> [Consegna]
Nel brano sulle memorie del Cardinale, spiega in una-tre frasi perché egli non si curò mai di dimostrare di essere Brunacci e non Consalvi quando la sua famiglia veniva descritta come di nobiltà nuova.

Nonostante, fossero passati così tanti anni da questo periodo trascorso in Accademia, quasi 40, il Cardinale proprio non l’aveva mai mandato giù, tanto da fargli iniziare le memorie con quel ricordo che sembra lo abbia fatto molto soffrire, sì da fargli scrivere che, se avesse voluto, avrebbe dimostrato facilmente che la sua famiglia era più antica della loro.
“Non mi presi mai alcun pensiero di produrre il mio esser Brunacci e non Consalvi, allorchè o la invidia, o la ignoranza della anzidetta mia qualità, fecero parlare talvolta della mia famiglia, come di famiglie di nobiltà nuova e non antica, perche i Consalvi non erano tali. Avrei potuto facilmente smentire tale imputazione o errore, ma persuaso che la più pregievole nobiltà è quella dell’animo e delle azioni, e conscio allo stesso tempo a me medesimo della falsità di quella taccia, per essere io Brunacci e non Consalvi (lo che però era pur noto a varii), disprezzai quella opinione, che con la sola esibizione in Campidoglio della mia discendenza potevo dileguare in un momento.”
Buon per lui che sicuramente non conosceva il contenuto di una lettera scritta dallo zio Filippo Carandini, non ancora nominato Cardinale, al fratello Girolamo che risiedeva a Modena, il quale Girolamo teneva i legami di tutti i Carandini sparsi per l’Italia, aggiornando di volta in volta l’albero genealogico, man mano che la parentela cresceva.
In questa lettera del 14 agosto del 1784, in risposta al fratello Girolamo, Filippo Carandini così scrive:
“Mi scordai di scrivervi il nome di Armanni (il marito della sorella Cassandra) che è Giovanni Battista e quello di Consalvi che è Giuseppe. Siccome questi parentadi non sono stati molto luminosi non saprei se fosse ben fatto di metterli in vista nell’albero della casa”.

[Dati di origine]
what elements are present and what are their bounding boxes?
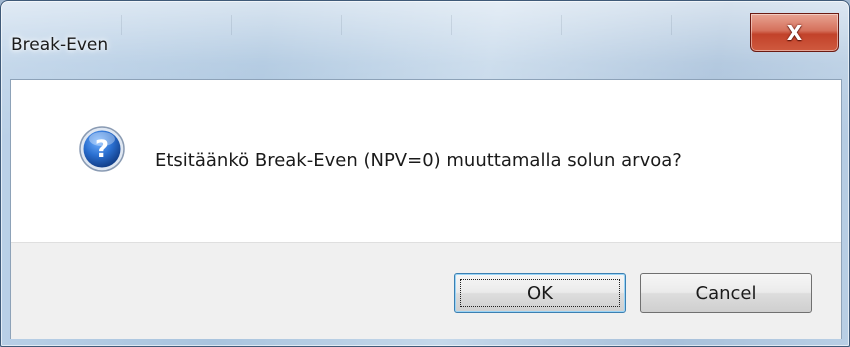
question-icon: ? bbox=[79, 126, 125, 172]
button-bar: OK Cancel bbox=[11, 242, 841, 339]
cancel-button[interactable]: Cancel bbox=[640, 273, 812, 313]
ok-button[interactable]: OK bbox=[454, 273, 626, 313]
dialog-window: Break-Even X ? Etsitäänkö Break-Even (NP… bbox=[0, 0, 850, 347]
focus-rectangle bbox=[460, 279, 620, 307]
window-title: Break-Even bbox=[11, 35, 109, 55]
dialog-message: Etsitäänkö Break-Even (NPV=0) muuttamall… bbox=[155, 150, 682, 171]
dialog-client-area: ? Etsitäänkö Break-Even (NPV=0) muuttama… bbox=[10, 79, 842, 339]
close-icon: X bbox=[786, 20, 803, 45]
background-spreadsheet-glimpse bbox=[121, 15, 681, 35]
close-button[interactable]: X bbox=[750, 13, 839, 52]
cancel-button-label: Cancel bbox=[695, 282, 757, 304]
svg-text:?: ? bbox=[95, 135, 109, 163]
message-area: ? Etsitäänkö Break-Even (NPV=0) muuttama… bbox=[11, 80, 841, 242]
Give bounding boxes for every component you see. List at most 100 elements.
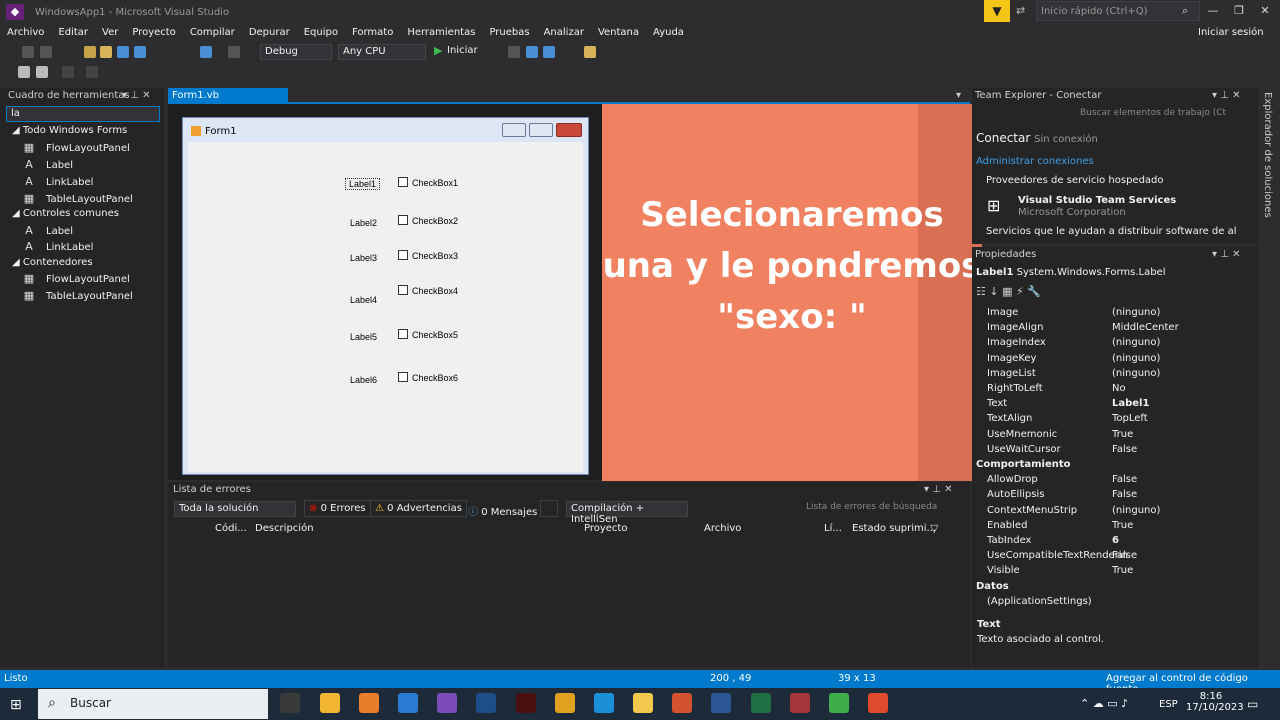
checkbox3[interactable]: CheckBox3: [398, 250, 458, 261]
column-filter-icon[interactable]: ▽: [930, 522, 938, 535]
error-list-header-controls[interactable]: ▾ ⊥ ✕: [924, 484, 952, 495]
toolbox-item[interactable]: ▦ FlowLayoutPanel: [22, 272, 130, 285]
word-icon[interactable]: [711, 693, 731, 713]
taskbar-search[interactable]: Buscar: [38, 689, 268, 719]
start-play-icon[interactable]: ▶: [434, 44, 442, 57]
feedback-icon[interactable]: ⇄: [1016, 4, 1025, 17]
illustrator-icon[interactable]: [516, 693, 536, 713]
save-all-icon[interactable]: [134, 46, 146, 58]
edge-icon[interactable]: [594, 693, 614, 713]
notifications-filter-icon[interactable]: ▼: [984, 0, 1010, 22]
configuration-select[interactable]: Debug: [260, 44, 332, 60]
vsts-title[interactable]: Visual Studio Team Services: [1018, 195, 1176, 206]
checkbox4[interactable]: CheckBox4: [398, 285, 458, 296]
step-into-icon[interactable]: [526, 46, 538, 58]
form-minimize-button[interactable]: [502, 123, 526, 137]
property-row[interactable]: Enabled True: [987, 520, 1252, 535]
property-row[interactable]: Visible True: [987, 565, 1252, 580]
form-close-button[interactable]: [556, 123, 582, 137]
checkbox-box[interactable]: [398, 285, 408, 295]
tab-form1-design[interactable]: Form1.vb [Diseño]*⊣✕: [168, 88, 288, 117]
scope-select[interactable]: Toda la solución: [174, 501, 296, 517]
property-value[interactable]: (ninguno): [1112, 505, 1160, 516]
property-row[interactable]: ImageKey (ninguno): [987, 353, 1252, 368]
access-icon[interactable]: [790, 693, 810, 713]
tab-dropdown-icon[interactable]: ▾: [956, 90, 961, 101]
form1-client-area[interactable]: [188, 142, 583, 472]
checkbox-box[interactable]: [398, 372, 408, 382]
property-row[interactable]: ImageList (ninguno): [987, 368, 1252, 383]
filter-toggle-button[interactable]: [540, 500, 558, 517]
property-value[interactable]: False: [1112, 550, 1137, 561]
back-icon[interactable]: [22, 46, 34, 58]
error-search-input[interactable]: Lista de errores de búsqueda: [806, 502, 956, 516]
open-file-icon[interactable]: [100, 46, 112, 58]
checkbox-box[interactable]: [398, 329, 408, 339]
property-row[interactable]: Datos: [976, 581, 1241, 596]
label1[interactable]: Label1: [345, 178, 381, 190]
menu-analizar[interactable]: Analizar: [537, 24, 591, 42]
checkbox6[interactable]: CheckBox6: [398, 372, 458, 383]
menu-editar[interactable]: Editar: [51, 24, 95, 42]
object-selector[interactable]: Label1 System.Windows.Forms.Label: [976, 267, 1165, 278]
property-value[interactable]: False: [1112, 444, 1137, 455]
checkbox1[interactable]: CheckBox1: [398, 177, 458, 188]
toolbox-item[interactable]: ▦ TableLayoutPanel: [22, 192, 133, 205]
visual-studio-taskbar-icon[interactable]: [437, 693, 457, 713]
messages-filter-button[interactable]: ⓘ 0 Mensajes: [463, 500, 542, 518]
close-button[interactable]: ✕: [1252, 0, 1278, 22]
col-project[interactable]: Proyecto: [584, 523, 627, 534]
task-view-icon[interactable]: [280, 693, 300, 713]
toolbox-item[interactable]: A Label: [22, 158, 73, 171]
minimize-button[interactable]: —: [1200, 0, 1226, 22]
toolbox-item[interactable]: ▦ TableLayoutPanel: [22, 289, 133, 302]
property-value[interactable]: 6: [1112, 535, 1119, 546]
menu-depurar[interactable]: Depurar: [242, 24, 297, 42]
label6[interactable]: Label6: [350, 375, 377, 385]
menu-archivo[interactable]: Archivo: [0, 24, 51, 42]
property-row[interactable]: UseCompatibleTextRenderin False: [987, 550, 1252, 565]
menu-ayuda[interactable]: Ayuda: [646, 24, 691, 42]
netbeans-icon[interactable]: [476, 693, 496, 713]
system-tray-icons[interactable]: ⌃ ☁ ▭ ♪: [1080, 697, 1128, 710]
powerpoint-icon[interactable]: [672, 693, 692, 713]
property-row[interactable]: Image (ninguno): [987, 307, 1252, 322]
chrome-icon[interactable]: [555, 693, 575, 713]
property-row[interactable]: TabIndex 6: [987, 535, 1252, 550]
menu-pruebas[interactable]: Pruebas: [482, 24, 536, 42]
col-description[interactable]: Descripción: [255, 523, 314, 534]
property-row[interactable]: Comportamiento: [976, 459, 1241, 474]
start-button[interactable]: Iniciar: [447, 45, 478, 56]
property-row[interactable]: TextAlign TopLeft: [987, 413, 1252, 428]
build-select[interactable]: Compilación + IntelliSen: [566, 501, 688, 525]
warnings-filter-button[interactable]: ⚠ 0 Advertencias: [370, 500, 467, 517]
property-row[interactable]: Text Label1: [987, 398, 1252, 413]
camtasia-icon[interactable]: [829, 693, 849, 713]
property-row[interactable]: RightToLeft No: [987, 383, 1252, 398]
save-icon[interactable]: [117, 46, 129, 58]
forward-icon[interactable]: [40, 46, 52, 58]
windows-start-icon[interactable]: ⊞: [10, 697, 22, 713]
property-value[interactable]: (ninguno): [1112, 353, 1160, 364]
col-suppression[interactable]: Estado suprimi...: [852, 523, 936, 534]
col-file[interactable]: Archivo: [704, 523, 741, 534]
property-row[interactable]: (ApplicationSettings): [987, 596, 1252, 611]
property-value[interactable]: TopLeft: [1112, 413, 1148, 424]
col-line[interactable]: Lí...: [824, 523, 842, 534]
new-project-icon[interactable]: [84, 46, 96, 58]
stop-icon[interactable]: [508, 46, 520, 58]
checkbox5[interactable]: CheckBox5: [398, 329, 458, 340]
properties-toolbar[interactable]: ☷ ↓ ▦ ⚡ 🔧: [976, 285, 1086, 301]
label2[interactable]: Label2: [350, 218, 377, 228]
checkbox-box[interactable]: [398, 177, 408, 187]
xampp-icon[interactable]: [359, 693, 379, 713]
platform-select[interactable]: Any CPU: [338, 44, 426, 60]
label3[interactable]: Label3: [350, 253, 377, 263]
align-bottom-icon[interactable]: [18, 66, 30, 78]
undo-icon[interactable]: [200, 46, 212, 58]
checkbox-box[interactable]: [398, 215, 408, 225]
menu-herramientas[interactable]: Herramientas: [400, 24, 482, 42]
property-value[interactable]: True: [1112, 429, 1133, 440]
property-row[interactable]: AllowDrop False: [987, 474, 1252, 489]
menu-formato[interactable]: Formato: [345, 24, 400, 42]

> [Risposta scritta]
Era convinto che la nobiltà più pregevole fosse quella dell'animo e delle azioni. Sapeva inoltre che quell'accusa era falsa, perché lui era Brunacci e non Consalvi. Per questo disprezzò quell'opinione, pur potendola smentire in un momento esibendo la propria discendenza in Campidoglio.